== Task data ==

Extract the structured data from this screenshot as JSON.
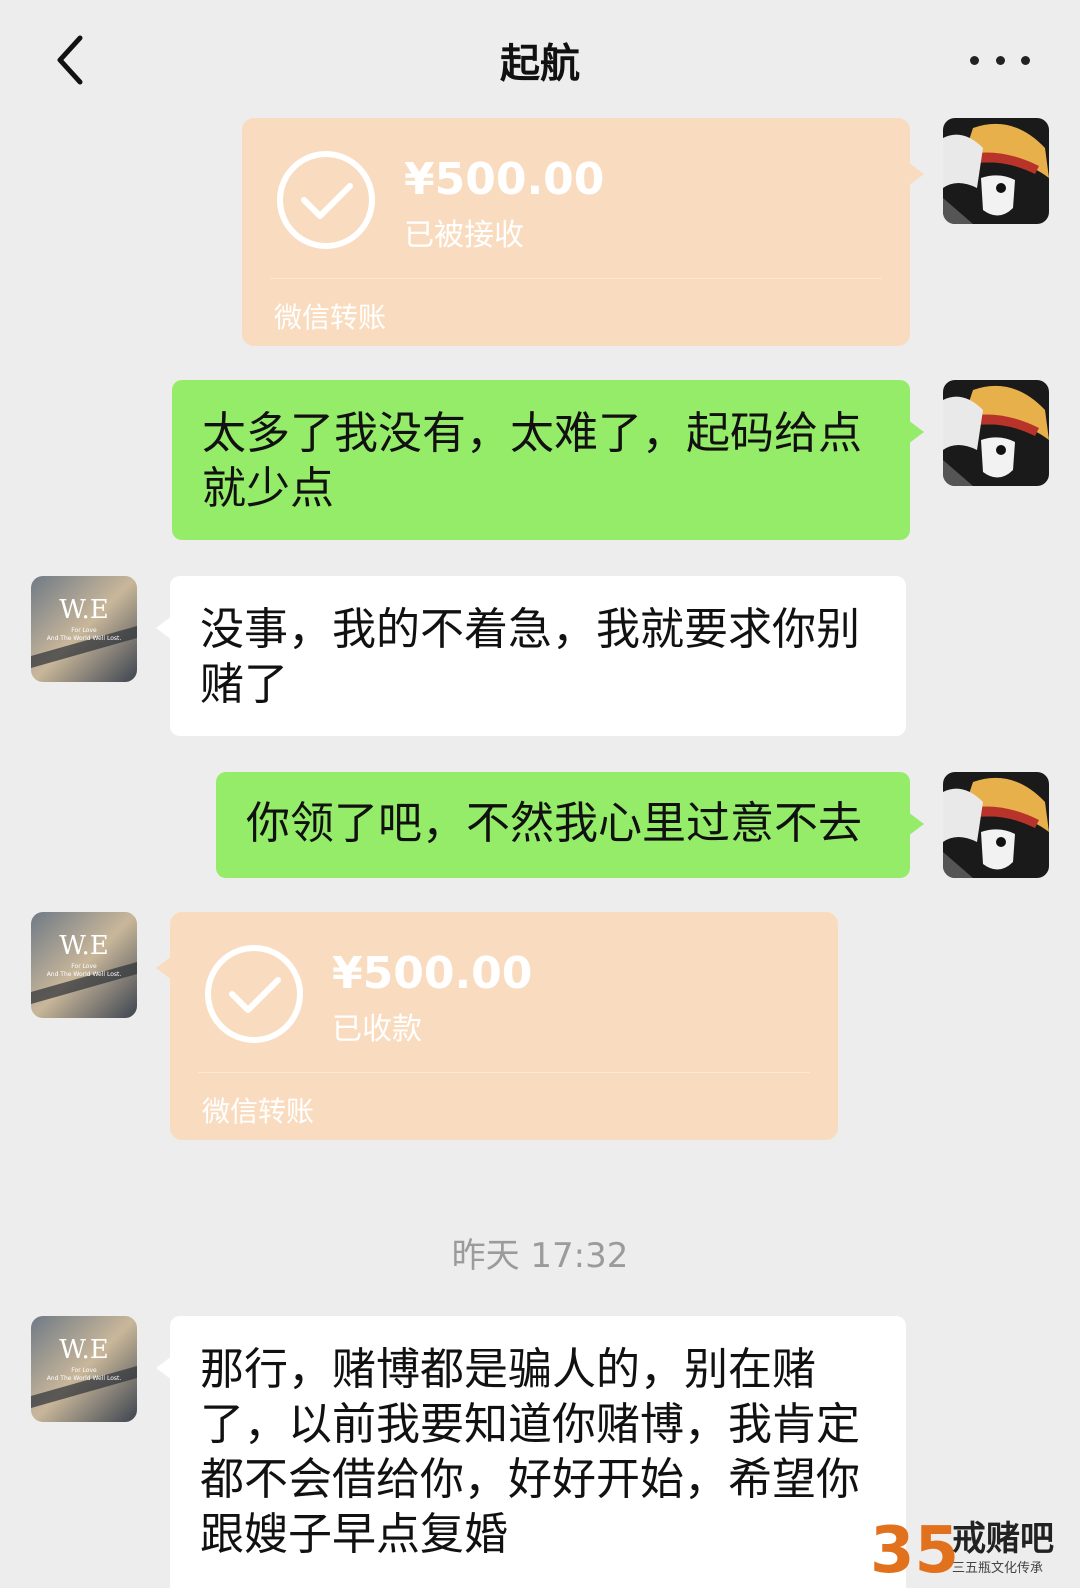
{
  "header": {
    "title": "起航"
  },
  "messages": {
    "m1": {
      "amount": "¥500.00",
      "status": "已被接收",
      "label": "微信转账"
    },
    "m2": {
      "text": "太多了我没有，太难了，起码给点就少点"
    },
    "m3": {
      "text": "没事，我的不着急，我就要求你别赌了"
    },
    "m4": {
      "text": "你领了吧，不然我心里过意不去"
    },
    "m5": {
      "amount": "¥500.00",
      "status": "已收款",
      "label": "微信转账"
    },
    "m6": {
      "text": "那行，赌博都是骗人的，别在赌了，以前我要知道你赌博，我肯定都不会借给你，好好开始，希望你跟嫂子早点复婚"
    }
  },
  "timestamp": "昨天 17:32",
  "avatar_other_text": {
    "big": "W.E",
    "small1": "For Love",
    "small2": "And The World Well Lost."
  },
  "watermark": {
    "number": "35",
    "brand": "戒赌吧",
    "sub": "三五瓶文化传承"
  },
  "colors": {
    "green_bubble": "#95ec69",
    "transfer_bubble": "#f9dcbf",
    "background": "#ededed"
  },
  "icons": [
    "back-arrow-icon",
    "more-icon",
    "check-circle-icon"
  ]
}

===

(The task)
Set down the lines of the records above exactly, apart from the pictures.

(Task response)
Extract the structured data from this screenshot as JSON.
{
  "header": {
    "title": "起航"
  },
  "messages": {
    "m1": {
      "amount": "¥500.00",
      "status": "已被接收",
      "label": "微信转账"
    },
    "m2": {
      "text": "太多了我没有，太难了，起码给点就少点"
    },
    "m3": {
      "text": "没事，我的不着急，我就要求你别赌了"
    },
    "m4": {
      "text": "你领了吧，不然我心里过意不去"
    },
    "m5": {
      "amount": "¥500.00",
      "status": "已收款",
      "label": "微信转账"
    },
    "m6": {
      "text": "那行，赌博都是骗人的，别在赌了，以前我要知道你赌博，我肯定都不会借给你，好好开始，希望你跟嫂子早点复婚"
    }
  },
  "timestamp": "昨天 17:32",
  "avatar_other_text": {
    "big": "W.E",
    "small1": "For Love",
    "small2": "And The World Well Lost."
  },
  "watermark": {
    "number": "35",
    "brand": "戒赌吧",
    "sub": "三五瓶文化传承"
  },
  "colors": {
    "green_bubble": "#95ec69",
    "transfer_bubble": "#f9dcbf",
    "background": "#ededed"
  },
  "icons": [
    "back-arrow-icon",
    "more-icon",
    "check-circle-icon"
  ]
}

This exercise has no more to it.